* **Work to complete**
For this exercise, repeat all of the material verbatim apart from its images.

— start —

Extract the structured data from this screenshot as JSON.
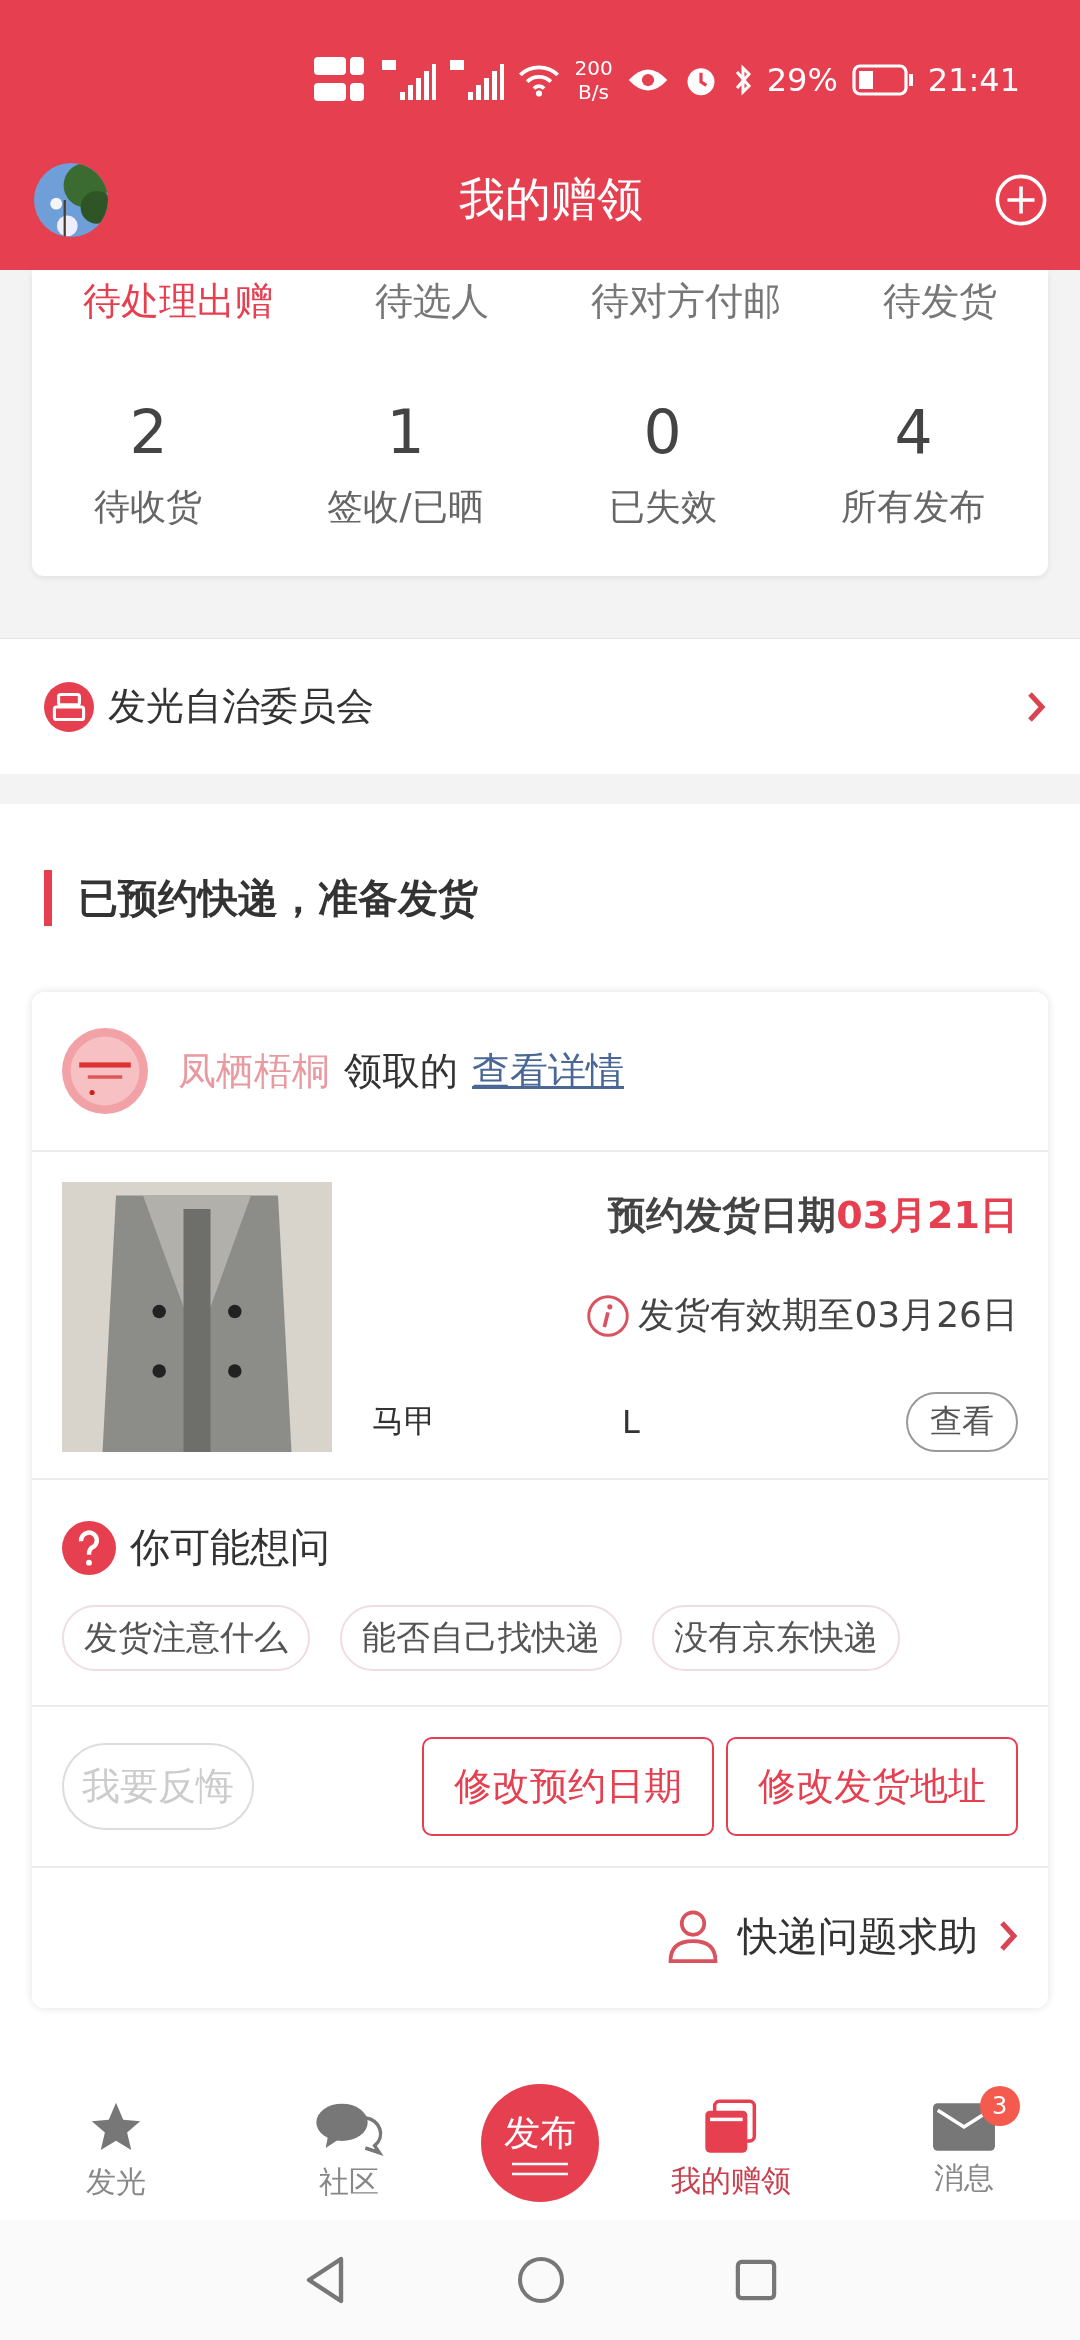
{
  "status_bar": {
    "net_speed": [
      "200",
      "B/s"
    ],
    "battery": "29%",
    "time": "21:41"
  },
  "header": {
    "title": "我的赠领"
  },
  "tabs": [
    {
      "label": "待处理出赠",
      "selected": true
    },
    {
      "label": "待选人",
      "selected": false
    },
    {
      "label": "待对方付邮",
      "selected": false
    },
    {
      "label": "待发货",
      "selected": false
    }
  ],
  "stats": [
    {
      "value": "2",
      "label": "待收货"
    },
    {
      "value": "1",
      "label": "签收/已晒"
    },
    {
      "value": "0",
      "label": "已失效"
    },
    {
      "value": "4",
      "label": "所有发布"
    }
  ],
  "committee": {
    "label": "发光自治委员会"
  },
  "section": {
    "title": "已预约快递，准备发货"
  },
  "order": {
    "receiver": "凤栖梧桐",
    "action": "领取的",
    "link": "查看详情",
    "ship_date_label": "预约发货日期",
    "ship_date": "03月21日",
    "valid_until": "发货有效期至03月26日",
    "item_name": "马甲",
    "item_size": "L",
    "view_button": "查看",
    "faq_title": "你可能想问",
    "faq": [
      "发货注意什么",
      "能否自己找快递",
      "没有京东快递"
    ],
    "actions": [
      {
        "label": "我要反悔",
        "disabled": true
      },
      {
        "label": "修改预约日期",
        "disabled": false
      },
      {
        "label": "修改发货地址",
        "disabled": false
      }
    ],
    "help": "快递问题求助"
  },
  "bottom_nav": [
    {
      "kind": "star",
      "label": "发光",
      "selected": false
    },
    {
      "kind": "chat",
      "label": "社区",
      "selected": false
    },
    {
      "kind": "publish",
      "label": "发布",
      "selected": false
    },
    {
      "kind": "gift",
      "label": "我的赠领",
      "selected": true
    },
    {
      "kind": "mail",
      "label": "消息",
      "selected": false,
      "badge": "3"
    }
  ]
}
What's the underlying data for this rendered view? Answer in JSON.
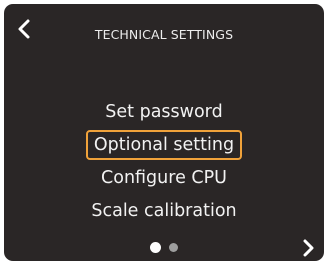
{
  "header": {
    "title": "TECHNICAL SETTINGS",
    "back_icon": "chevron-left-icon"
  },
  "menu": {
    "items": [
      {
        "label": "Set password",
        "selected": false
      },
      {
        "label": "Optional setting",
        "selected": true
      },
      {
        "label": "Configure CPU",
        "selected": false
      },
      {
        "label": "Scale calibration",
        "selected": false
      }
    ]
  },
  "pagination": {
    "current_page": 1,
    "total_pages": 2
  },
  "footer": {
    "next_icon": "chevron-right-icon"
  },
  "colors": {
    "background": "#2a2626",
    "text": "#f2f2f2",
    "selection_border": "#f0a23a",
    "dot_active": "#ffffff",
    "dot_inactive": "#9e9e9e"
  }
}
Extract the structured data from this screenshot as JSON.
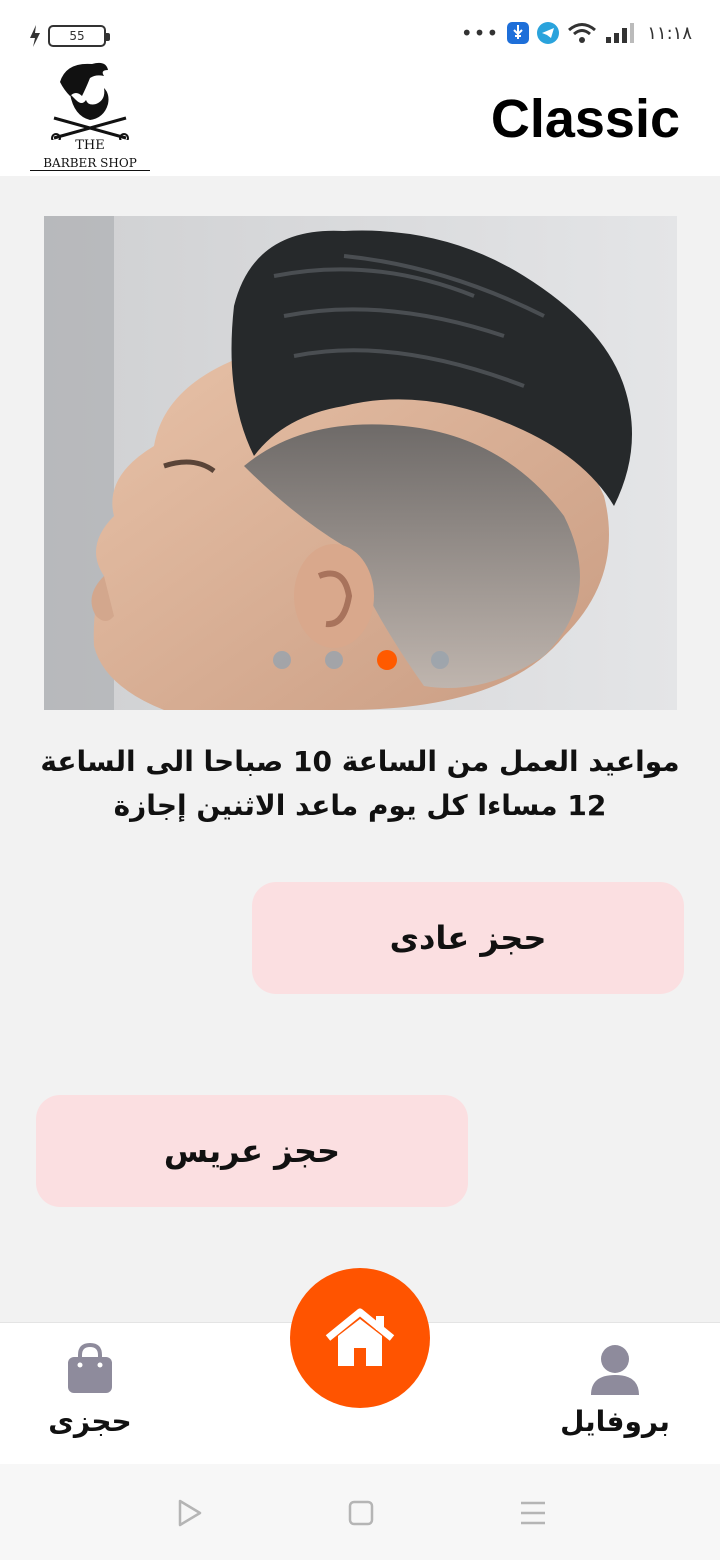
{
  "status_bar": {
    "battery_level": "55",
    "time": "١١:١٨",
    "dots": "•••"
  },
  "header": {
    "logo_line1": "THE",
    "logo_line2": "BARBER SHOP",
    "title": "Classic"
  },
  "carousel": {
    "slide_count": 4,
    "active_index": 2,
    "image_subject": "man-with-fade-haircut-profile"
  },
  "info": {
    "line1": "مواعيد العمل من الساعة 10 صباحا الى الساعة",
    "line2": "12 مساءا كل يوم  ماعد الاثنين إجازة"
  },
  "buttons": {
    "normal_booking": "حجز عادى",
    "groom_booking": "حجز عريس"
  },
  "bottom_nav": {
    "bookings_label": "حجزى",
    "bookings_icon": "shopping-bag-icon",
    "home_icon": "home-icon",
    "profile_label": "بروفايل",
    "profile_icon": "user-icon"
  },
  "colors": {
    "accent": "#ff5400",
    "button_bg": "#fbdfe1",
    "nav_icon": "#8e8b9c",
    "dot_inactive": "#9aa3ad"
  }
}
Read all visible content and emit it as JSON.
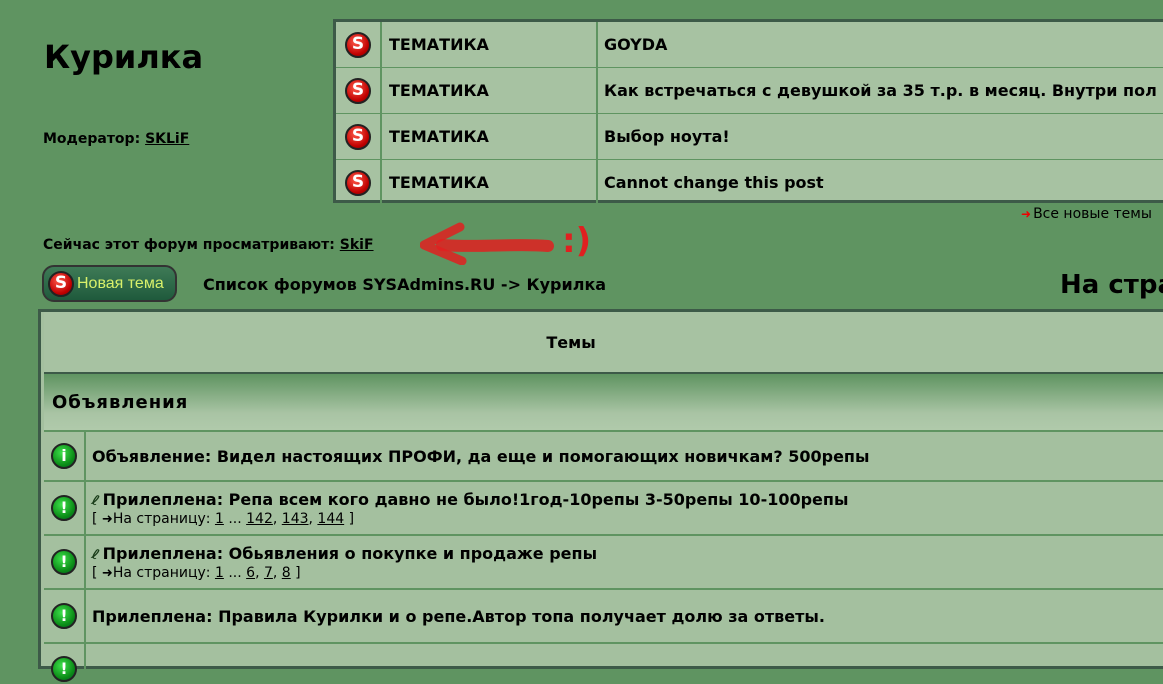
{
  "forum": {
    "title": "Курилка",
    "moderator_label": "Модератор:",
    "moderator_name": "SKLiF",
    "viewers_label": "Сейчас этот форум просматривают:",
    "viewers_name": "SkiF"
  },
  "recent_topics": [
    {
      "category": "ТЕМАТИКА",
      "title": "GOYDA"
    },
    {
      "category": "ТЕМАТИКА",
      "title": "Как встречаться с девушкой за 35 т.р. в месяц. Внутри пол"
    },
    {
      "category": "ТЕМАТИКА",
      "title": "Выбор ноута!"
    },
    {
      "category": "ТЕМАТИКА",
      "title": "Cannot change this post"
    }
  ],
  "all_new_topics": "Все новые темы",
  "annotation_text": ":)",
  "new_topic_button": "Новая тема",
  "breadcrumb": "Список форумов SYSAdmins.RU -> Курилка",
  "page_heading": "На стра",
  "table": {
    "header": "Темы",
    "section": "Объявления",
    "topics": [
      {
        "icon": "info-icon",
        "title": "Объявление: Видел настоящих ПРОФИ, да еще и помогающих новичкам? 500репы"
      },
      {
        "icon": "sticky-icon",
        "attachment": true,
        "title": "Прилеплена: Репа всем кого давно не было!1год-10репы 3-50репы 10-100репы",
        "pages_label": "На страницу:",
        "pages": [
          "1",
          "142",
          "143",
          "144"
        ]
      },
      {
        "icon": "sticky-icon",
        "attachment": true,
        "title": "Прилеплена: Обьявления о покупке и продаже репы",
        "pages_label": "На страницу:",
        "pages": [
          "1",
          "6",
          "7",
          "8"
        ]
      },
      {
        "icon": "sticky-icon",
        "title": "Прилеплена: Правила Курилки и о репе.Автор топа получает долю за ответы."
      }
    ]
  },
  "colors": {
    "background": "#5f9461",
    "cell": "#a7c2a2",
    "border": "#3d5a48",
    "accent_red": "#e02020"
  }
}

— end —

* **Full output**
Extract the structured data from this screenshot as JSON.
{
  "status_bar": {
    "net_speed": [
      "200",
      "B/s"
    ],
    "battery": "29%",
    "time": "21:41"
  },
  "header": {
    "title": "我的赠领"
  },
  "tabs": [
    {
      "label": "待处理出赠",
      "selected": true
    },
    {
      "label": "待选人",
      "selected": false
    },
    {
      "label": "待对方付邮",
      "selected": false
    },
    {
      "label": "待发货",
      "selected": false
    }
  ],
  "stats": [
    {
      "value": "2",
      "label": "待收货"
    },
    {
      "value": "1",
      "label": "签收/已晒"
    },
    {
      "value": "0",
      "label": "已失效"
    },
    {
      "value": "4",
      "label": "所有发布"
    }
  ],
  "committee": {
    "label": "发光自治委员会"
  },
  "section": {
    "title": "已预约快递，准备发货"
  },
  "order": {
    "receiver": "凤栖梧桐",
    "action": "领取的",
    "link": "查看详情",
    "ship_date_label": "预约发货日期",
    "ship_date": "03月21日",
    "valid_until": "发货有效期至03月26日",
    "item_name": "马甲",
    "item_size": "L",
    "view_button": "查看",
    "faq_title": "你可能想问",
    "faq": [
      "发货注意什么",
      "能否自己找快递",
      "没有京东快递"
    ],
    "actions": [
      {
        "label": "我要反悔",
        "disabled": true
      },
      {
        "label": "修改预约日期",
        "disabled": false
      },
      {
        "label": "修改发货地址",
        "disabled": false
      }
    ],
    "help": "快递问题求助"
  },
  "bottom_nav": [
    {
      "kind": "star",
      "label": "发光",
      "selected": false
    },
    {
      "kind": "chat",
      "label": "社区",
      "selected": false
    },
    {
      "kind": "publish",
      "label": "发布",
      "selected": false
    },
    {
      "kind": "gift",
      "label": "我的赠领",
      "selected": true
    },
    {
      "kind": "mail",
      "label": "消息",
      "selected": false,
      "badge": "3"
    }
  ]
}
What's the underlying data for this rendered view? Answer in JSON.
{
  "header": {
    "title": "TECHNICAL SETTINGS",
    "back_icon": "chevron-left-icon"
  },
  "menu": {
    "items": [
      {
        "label": "Set password",
        "selected": false
      },
      {
        "label": "Optional setting",
        "selected": true
      },
      {
        "label": "Configure CPU",
        "selected": false
      },
      {
        "label": "Scale calibration",
        "selected": false
      }
    ]
  },
  "pagination": {
    "current_page": 1,
    "total_pages": 2
  },
  "footer": {
    "next_icon": "chevron-right-icon"
  },
  "colors": {
    "background": "#2a2626",
    "text": "#f2f2f2",
    "selection_border": "#f0a23a",
    "dot_active": "#ffffff",
    "dot_inactive": "#9e9e9e"
  }
}
Extract the structured data from this screenshot as JSON.
{
  "status_bar": {
    "battery_level": "55",
    "time": "١١:١٨",
    "dots": "•••"
  },
  "header": {
    "logo_line1": "THE",
    "logo_line2": "BARBER SHOP",
    "title": "Classic"
  },
  "carousel": {
    "slide_count": 4,
    "active_index": 2,
    "image_subject": "man-with-fade-haircut-profile"
  },
  "info": {
    "line1": "مواعيد العمل من الساعة 10 صباحا الى الساعة",
    "line2": "12 مساءا كل يوم  ماعد الاثنين إجازة"
  },
  "buttons": {
    "normal_booking": "حجز عادى",
    "groom_booking": "حجز عريس"
  },
  "bottom_nav": {
    "bookings_label": "حجزى",
    "bookings_icon": "shopping-bag-icon",
    "home_icon": "home-icon",
    "profile_label": "بروفايل",
    "profile_icon": "user-icon"
  },
  "colors": {
    "accent": "#ff5400",
    "button_bg": "#fbdfe1",
    "nav_icon": "#8e8b9c",
    "dot_inactive": "#9aa3ad"
  }
}
Read all visible content and emit it as JSON.
{
  "forum": {
    "title": "Курилка",
    "moderator_label": "Модератор:",
    "moderator_name": "SKLiF",
    "viewers_label": "Сейчас этот форум просматривают:",
    "viewers_name": "SkiF"
  },
  "recent_topics": [
    {
      "category": "ТЕМАТИКА",
      "title": "GOYDA"
    },
    {
      "category": "ТЕМАТИКА",
      "title": "Как встречаться с девушкой за 35 т.р. в месяц. Внутри пол"
    },
    {
      "category": "ТЕМАТИКА",
      "title": "Выбор ноута!"
    },
    {
      "category": "ТЕМАТИКА",
      "title": "Cannot change this post"
    }
  ],
  "all_new_topics": "Все новые темы",
  "annotation_text": ":)",
  "new_topic_button": "Новая тема",
  "breadcrumb": "Список форумов SYSAdmins.RU -> Курилка",
  "page_heading": "На стра",
  "table": {
    "header": "Темы",
    "section": "Объявления",
    "topics": [
      {
        "icon": "info-icon",
        "title": "Объявление: Видел настоящих ПРОФИ, да еще и помогающих новичкам? 500репы"
      },
      {
        "icon": "sticky-icon",
        "attachment": true,
        "title": "Прилеплена: Репа всем кого давно не было!1год-10репы 3-50репы 10-100репы",
        "pages_label": "На страницу:",
        "pages": [
          "1",
          "142",
          "143",
          "144"
        ]
      },
      {
        "icon": "sticky-icon",
        "attachment": true,
        "title": "Прилеплена: Обьявления о покупке и продаже репы",
        "pages_label": "На страницу:",
        "pages": [
          "1",
          "6",
          "7",
          "8"
        ]
      },
      {
        "icon": "sticky-icon",
        "title": "Прилеплена: Правила Курилки и о репе.Автор топа получает долю за ответы."
      }
    ]
  },
  "colors": {
    "background": "#5f9461",
    "cell": "#a7c2a2",
    "border": "#3d5a48",
    "accent_red": "#e02020"
  }
}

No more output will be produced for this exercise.